Select each line where the word "load" appears.

-------- EXERCISE MATERIALS --------

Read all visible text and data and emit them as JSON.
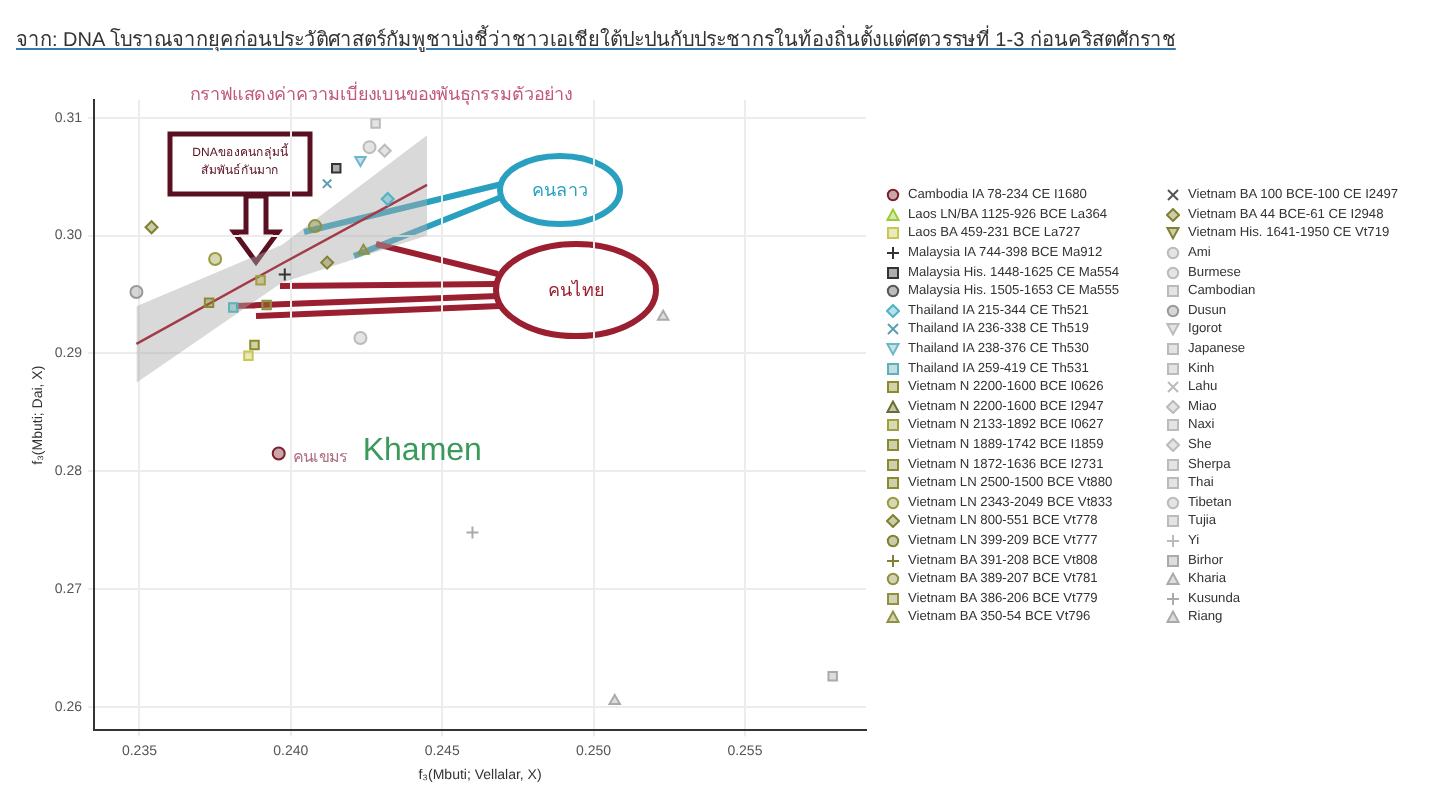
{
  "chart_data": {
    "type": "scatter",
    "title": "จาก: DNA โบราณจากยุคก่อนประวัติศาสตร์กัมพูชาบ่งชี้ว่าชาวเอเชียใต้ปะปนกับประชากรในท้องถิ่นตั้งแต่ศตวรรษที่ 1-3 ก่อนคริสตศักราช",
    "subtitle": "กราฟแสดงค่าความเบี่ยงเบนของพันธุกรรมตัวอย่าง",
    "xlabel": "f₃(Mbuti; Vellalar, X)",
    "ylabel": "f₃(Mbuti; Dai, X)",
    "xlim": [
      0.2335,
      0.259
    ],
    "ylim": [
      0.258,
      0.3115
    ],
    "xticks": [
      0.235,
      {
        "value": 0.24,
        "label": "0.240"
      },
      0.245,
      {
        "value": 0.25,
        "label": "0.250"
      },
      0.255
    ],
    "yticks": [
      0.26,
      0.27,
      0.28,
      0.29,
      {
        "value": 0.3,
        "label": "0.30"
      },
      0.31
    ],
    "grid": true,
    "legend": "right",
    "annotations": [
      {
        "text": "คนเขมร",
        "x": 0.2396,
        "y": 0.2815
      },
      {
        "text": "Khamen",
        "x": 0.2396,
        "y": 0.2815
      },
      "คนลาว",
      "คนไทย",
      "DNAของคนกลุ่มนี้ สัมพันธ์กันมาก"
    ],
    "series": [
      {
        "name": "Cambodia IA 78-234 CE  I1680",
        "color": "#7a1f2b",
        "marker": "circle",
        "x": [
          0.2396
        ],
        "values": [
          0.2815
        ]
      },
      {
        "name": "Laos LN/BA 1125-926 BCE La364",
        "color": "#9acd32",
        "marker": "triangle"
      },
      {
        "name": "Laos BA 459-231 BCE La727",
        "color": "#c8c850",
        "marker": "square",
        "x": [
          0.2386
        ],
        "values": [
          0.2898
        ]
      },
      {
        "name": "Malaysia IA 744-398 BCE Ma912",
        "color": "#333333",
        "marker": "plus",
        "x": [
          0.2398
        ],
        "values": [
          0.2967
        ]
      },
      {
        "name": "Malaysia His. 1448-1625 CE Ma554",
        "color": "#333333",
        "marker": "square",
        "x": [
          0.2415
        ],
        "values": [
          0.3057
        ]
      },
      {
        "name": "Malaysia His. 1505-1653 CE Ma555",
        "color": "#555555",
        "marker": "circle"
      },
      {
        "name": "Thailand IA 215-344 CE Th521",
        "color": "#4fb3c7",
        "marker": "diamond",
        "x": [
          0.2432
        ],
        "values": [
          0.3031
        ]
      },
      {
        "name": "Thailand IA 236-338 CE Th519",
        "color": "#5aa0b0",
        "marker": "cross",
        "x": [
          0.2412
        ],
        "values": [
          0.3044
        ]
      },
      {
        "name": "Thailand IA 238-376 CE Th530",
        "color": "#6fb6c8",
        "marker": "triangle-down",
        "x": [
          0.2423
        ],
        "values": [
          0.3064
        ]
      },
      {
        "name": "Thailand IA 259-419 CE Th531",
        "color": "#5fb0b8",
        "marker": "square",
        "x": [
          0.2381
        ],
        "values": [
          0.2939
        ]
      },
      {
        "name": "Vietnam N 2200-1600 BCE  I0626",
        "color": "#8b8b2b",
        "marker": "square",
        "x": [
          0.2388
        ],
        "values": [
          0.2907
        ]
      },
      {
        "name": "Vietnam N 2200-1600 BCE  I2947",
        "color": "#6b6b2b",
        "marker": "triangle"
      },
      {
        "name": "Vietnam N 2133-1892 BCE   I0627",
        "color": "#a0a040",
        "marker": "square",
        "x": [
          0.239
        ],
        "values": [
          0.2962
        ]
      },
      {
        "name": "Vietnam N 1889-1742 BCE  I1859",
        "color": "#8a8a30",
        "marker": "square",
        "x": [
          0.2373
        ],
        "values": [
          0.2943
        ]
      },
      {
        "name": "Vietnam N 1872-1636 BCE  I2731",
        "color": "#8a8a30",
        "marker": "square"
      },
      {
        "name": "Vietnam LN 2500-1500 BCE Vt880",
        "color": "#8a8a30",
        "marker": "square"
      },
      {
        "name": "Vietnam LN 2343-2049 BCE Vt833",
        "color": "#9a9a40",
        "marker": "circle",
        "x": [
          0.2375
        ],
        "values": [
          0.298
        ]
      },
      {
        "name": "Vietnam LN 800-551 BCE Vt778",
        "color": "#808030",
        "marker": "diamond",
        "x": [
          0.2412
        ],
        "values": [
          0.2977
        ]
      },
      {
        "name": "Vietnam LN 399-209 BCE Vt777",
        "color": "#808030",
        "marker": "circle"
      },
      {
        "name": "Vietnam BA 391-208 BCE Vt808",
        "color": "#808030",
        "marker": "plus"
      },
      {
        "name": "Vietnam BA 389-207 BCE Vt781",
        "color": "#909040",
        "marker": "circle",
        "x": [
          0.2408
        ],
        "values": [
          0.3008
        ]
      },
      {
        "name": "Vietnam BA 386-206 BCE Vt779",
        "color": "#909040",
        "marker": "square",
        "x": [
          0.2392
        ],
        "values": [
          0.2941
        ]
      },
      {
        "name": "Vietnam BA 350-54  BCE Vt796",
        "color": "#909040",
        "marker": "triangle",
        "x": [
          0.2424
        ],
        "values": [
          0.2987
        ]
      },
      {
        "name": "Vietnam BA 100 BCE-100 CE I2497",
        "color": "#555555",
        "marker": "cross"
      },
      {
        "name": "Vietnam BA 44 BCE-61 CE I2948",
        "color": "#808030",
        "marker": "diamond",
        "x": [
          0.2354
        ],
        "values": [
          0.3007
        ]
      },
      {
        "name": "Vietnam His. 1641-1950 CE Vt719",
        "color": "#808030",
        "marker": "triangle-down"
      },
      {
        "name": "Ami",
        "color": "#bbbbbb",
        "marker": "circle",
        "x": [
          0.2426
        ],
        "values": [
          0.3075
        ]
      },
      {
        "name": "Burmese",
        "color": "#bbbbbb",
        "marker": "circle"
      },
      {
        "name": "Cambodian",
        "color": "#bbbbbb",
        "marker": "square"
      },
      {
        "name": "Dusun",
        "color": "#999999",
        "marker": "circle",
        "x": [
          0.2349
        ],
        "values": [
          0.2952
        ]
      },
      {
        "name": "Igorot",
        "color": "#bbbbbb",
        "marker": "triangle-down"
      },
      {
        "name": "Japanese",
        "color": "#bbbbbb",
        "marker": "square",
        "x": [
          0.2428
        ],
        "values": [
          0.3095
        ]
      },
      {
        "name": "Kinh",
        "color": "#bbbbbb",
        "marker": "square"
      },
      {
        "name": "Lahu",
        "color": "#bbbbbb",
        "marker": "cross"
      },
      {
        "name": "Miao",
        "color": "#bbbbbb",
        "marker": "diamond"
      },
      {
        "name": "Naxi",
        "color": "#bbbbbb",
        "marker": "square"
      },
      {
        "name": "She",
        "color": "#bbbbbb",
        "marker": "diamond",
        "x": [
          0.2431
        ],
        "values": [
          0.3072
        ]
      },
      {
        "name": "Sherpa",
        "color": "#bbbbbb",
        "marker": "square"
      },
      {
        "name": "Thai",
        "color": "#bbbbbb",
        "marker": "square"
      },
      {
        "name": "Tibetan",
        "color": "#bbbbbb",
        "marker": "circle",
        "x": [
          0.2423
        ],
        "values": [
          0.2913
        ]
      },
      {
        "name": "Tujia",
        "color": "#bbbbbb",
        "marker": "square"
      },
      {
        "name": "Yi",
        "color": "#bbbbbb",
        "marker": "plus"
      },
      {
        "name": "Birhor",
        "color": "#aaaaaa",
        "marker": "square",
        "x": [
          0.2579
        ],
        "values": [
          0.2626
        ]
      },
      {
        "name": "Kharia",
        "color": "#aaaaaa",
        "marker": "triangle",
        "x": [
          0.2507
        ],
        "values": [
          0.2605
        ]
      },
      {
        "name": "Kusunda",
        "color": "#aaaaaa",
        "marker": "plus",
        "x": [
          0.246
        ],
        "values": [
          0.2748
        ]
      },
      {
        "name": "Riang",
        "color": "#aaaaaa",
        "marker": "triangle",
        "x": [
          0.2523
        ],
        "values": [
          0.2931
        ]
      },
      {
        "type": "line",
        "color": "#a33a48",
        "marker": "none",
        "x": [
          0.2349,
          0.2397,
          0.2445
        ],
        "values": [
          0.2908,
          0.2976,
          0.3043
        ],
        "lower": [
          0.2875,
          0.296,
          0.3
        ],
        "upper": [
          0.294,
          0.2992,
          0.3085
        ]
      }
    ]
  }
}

--------
-------- EXERCISE MATERIALS --------

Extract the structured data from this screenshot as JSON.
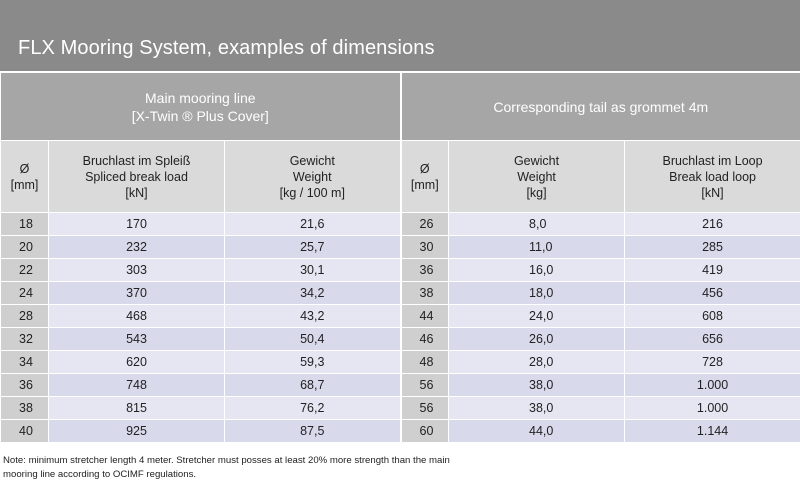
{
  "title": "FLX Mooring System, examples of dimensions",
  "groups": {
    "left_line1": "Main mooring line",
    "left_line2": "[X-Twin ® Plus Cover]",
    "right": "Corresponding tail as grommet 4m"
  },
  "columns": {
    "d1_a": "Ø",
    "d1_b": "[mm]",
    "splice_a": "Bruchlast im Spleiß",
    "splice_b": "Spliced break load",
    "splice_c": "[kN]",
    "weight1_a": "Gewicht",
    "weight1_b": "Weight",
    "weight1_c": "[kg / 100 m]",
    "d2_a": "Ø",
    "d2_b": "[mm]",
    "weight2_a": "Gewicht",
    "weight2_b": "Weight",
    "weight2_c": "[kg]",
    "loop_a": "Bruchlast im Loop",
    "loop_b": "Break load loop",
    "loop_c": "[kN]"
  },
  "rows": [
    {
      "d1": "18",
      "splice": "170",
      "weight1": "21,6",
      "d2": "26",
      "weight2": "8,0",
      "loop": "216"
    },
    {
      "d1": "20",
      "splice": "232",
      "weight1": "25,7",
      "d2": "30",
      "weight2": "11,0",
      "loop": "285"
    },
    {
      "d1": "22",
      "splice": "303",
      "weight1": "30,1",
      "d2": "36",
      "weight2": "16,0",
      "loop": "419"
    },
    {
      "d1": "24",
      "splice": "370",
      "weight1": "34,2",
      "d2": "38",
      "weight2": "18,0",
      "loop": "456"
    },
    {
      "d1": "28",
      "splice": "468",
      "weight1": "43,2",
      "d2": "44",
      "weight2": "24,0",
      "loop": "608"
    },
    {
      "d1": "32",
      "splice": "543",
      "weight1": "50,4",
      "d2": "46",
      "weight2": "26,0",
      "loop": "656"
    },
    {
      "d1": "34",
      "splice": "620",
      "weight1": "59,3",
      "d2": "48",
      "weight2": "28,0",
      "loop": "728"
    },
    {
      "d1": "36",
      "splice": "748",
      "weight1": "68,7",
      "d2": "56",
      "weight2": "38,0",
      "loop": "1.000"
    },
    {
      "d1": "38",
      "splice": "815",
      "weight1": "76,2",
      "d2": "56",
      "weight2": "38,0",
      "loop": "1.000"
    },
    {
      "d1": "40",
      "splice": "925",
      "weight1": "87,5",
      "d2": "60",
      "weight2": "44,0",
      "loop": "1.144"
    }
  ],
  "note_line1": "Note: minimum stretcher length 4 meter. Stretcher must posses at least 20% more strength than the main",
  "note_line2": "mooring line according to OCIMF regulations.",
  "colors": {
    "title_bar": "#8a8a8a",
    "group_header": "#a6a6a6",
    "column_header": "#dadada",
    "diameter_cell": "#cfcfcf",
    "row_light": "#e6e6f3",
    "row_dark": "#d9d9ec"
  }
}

--------

• THE COMPLETED TASK
    "splice_b": "Spliced break load",
    "loop_b": "Break load loop",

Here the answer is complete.